-- Start --

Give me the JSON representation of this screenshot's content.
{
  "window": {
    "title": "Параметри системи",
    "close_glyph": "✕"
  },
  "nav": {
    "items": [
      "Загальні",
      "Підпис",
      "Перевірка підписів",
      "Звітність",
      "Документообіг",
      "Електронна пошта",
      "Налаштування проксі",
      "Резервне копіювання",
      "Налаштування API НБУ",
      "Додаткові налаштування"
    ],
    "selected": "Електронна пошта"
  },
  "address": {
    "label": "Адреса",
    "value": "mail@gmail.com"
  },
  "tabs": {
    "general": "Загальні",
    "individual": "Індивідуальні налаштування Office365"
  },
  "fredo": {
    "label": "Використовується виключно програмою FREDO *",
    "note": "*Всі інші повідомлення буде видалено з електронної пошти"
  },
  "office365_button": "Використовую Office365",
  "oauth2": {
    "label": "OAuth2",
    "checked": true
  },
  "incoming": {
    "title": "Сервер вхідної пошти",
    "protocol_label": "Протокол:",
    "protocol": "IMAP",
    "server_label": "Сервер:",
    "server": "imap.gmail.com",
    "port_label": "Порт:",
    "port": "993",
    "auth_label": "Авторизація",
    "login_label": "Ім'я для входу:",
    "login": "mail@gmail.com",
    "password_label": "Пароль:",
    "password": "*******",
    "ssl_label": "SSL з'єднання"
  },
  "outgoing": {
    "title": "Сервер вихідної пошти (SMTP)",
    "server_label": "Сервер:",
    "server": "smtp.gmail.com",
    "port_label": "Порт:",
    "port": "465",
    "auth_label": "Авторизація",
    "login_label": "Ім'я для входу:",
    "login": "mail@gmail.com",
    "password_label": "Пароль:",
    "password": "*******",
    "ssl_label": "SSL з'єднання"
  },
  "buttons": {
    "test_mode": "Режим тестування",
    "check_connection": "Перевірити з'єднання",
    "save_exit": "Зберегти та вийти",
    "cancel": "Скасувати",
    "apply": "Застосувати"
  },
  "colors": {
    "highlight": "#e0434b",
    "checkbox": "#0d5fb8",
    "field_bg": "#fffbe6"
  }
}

-- End --

- **Problem to work on**
Return each line of the listing that holds the string "пошта".

- **Answer in full**
      "Електронна пошта",
    "selected": "Електронна пошта"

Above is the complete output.